# Job
Give the count of lines in the data that include "much", with no other words.
==========
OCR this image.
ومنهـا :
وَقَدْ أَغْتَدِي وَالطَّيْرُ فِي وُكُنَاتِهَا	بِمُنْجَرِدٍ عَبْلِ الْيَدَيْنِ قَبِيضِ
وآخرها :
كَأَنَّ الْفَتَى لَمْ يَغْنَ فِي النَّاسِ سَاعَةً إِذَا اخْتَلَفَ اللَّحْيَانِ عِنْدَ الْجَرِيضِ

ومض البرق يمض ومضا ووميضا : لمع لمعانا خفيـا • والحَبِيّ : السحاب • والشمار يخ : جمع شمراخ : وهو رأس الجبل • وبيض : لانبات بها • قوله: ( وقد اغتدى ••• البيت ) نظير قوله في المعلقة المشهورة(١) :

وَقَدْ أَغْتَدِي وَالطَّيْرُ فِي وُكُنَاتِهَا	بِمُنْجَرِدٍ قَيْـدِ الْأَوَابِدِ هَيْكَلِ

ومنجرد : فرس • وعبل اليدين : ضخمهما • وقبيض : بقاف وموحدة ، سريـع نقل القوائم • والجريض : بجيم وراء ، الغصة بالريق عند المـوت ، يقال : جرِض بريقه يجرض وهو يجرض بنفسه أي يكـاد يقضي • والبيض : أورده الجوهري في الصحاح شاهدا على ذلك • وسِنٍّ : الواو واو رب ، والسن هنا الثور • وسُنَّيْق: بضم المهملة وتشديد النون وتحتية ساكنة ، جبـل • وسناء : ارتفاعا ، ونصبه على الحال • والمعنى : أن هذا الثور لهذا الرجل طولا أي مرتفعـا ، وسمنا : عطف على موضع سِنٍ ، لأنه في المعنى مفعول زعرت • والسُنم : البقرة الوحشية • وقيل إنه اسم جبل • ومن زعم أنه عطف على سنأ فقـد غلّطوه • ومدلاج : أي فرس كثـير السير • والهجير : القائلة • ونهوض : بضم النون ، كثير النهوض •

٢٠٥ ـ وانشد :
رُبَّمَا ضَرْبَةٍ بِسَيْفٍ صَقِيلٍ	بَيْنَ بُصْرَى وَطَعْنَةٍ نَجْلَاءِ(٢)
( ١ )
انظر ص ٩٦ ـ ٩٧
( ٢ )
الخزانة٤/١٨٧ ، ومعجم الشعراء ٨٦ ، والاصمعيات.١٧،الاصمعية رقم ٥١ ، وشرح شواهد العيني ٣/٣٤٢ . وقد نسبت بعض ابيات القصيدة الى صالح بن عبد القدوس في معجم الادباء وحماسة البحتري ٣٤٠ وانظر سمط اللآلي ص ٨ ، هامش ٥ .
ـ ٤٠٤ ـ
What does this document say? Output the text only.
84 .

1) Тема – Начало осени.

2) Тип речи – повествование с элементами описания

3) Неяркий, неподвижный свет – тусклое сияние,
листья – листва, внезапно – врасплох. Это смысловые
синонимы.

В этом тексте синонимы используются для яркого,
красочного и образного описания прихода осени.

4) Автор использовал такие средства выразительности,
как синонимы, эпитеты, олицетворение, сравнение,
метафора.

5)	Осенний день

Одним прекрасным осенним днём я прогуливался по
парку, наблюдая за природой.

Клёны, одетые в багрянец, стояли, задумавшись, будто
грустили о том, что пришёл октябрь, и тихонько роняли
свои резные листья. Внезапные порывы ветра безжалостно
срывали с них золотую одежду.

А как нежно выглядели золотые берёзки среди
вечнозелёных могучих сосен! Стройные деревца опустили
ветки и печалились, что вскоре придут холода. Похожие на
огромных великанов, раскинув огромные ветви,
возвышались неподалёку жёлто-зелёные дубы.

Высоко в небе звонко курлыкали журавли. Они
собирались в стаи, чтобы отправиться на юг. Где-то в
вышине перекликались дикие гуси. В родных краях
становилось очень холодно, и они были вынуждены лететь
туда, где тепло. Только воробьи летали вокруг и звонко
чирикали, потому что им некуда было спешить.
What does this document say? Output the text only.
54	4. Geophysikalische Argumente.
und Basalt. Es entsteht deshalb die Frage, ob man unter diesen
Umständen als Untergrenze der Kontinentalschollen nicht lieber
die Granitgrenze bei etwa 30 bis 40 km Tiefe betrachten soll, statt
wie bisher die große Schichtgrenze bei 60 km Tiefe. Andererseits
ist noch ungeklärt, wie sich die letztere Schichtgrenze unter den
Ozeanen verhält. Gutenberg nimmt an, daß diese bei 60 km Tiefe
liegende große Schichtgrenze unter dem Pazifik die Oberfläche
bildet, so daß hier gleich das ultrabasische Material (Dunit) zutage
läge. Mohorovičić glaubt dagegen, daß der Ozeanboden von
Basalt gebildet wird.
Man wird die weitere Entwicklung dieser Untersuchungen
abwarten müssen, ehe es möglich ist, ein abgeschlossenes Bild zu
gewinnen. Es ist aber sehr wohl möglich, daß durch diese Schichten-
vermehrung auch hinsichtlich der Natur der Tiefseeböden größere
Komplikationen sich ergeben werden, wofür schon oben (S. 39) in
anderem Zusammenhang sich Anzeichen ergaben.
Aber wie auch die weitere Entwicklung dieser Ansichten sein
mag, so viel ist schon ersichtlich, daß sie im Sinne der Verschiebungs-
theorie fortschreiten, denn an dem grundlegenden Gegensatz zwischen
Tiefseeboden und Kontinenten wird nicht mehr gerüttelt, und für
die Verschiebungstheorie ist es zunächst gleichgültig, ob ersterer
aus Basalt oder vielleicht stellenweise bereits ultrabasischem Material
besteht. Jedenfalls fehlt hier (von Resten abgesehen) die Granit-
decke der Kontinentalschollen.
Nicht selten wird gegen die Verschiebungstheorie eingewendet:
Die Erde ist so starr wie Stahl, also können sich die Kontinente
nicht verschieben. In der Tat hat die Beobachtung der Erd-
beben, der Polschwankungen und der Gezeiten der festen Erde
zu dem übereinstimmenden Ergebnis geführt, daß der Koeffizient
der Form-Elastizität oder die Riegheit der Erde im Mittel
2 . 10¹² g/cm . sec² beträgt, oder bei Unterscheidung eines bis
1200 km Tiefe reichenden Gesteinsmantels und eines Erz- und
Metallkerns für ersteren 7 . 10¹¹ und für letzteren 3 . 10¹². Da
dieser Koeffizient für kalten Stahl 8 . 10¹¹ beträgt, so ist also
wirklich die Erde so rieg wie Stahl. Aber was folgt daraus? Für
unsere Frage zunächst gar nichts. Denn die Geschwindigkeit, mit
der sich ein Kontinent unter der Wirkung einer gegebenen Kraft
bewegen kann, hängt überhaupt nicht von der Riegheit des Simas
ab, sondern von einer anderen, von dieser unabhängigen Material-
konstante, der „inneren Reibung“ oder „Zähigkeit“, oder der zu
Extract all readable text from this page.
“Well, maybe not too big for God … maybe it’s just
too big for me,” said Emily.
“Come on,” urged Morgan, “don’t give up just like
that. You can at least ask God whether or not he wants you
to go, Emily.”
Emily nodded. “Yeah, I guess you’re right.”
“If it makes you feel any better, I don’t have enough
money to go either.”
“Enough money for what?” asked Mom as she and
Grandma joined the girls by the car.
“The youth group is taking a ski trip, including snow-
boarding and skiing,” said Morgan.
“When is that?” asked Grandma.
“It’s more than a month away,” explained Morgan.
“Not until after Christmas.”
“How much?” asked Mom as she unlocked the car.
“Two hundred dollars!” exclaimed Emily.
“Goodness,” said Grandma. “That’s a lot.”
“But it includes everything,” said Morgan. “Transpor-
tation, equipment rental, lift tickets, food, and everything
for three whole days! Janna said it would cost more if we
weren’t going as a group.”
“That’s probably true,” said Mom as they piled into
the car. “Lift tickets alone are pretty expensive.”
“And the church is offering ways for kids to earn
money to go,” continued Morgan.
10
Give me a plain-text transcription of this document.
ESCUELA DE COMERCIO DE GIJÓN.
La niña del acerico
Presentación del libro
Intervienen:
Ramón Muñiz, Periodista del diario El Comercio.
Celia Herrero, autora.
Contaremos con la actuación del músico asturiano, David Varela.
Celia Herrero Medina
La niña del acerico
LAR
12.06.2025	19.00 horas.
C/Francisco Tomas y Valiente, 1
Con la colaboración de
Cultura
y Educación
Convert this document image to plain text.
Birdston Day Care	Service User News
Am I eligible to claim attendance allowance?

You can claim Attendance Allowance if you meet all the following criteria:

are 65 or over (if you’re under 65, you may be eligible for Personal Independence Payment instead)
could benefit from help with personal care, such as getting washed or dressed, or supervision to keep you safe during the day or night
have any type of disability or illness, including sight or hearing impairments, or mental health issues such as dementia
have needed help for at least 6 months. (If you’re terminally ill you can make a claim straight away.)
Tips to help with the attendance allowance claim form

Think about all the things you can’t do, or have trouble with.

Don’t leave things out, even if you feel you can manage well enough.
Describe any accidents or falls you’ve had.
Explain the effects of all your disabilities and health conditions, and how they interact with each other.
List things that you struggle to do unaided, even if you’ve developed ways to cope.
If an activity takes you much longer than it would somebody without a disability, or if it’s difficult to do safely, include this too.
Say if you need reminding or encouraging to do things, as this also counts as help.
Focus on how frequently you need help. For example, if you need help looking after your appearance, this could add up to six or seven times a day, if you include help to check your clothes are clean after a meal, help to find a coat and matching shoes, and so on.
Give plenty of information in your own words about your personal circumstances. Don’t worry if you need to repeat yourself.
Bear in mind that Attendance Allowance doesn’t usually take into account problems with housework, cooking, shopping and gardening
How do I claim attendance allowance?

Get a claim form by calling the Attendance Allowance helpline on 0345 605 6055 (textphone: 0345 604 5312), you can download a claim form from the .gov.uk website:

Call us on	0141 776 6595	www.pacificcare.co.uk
==========
# Result of the exercise
2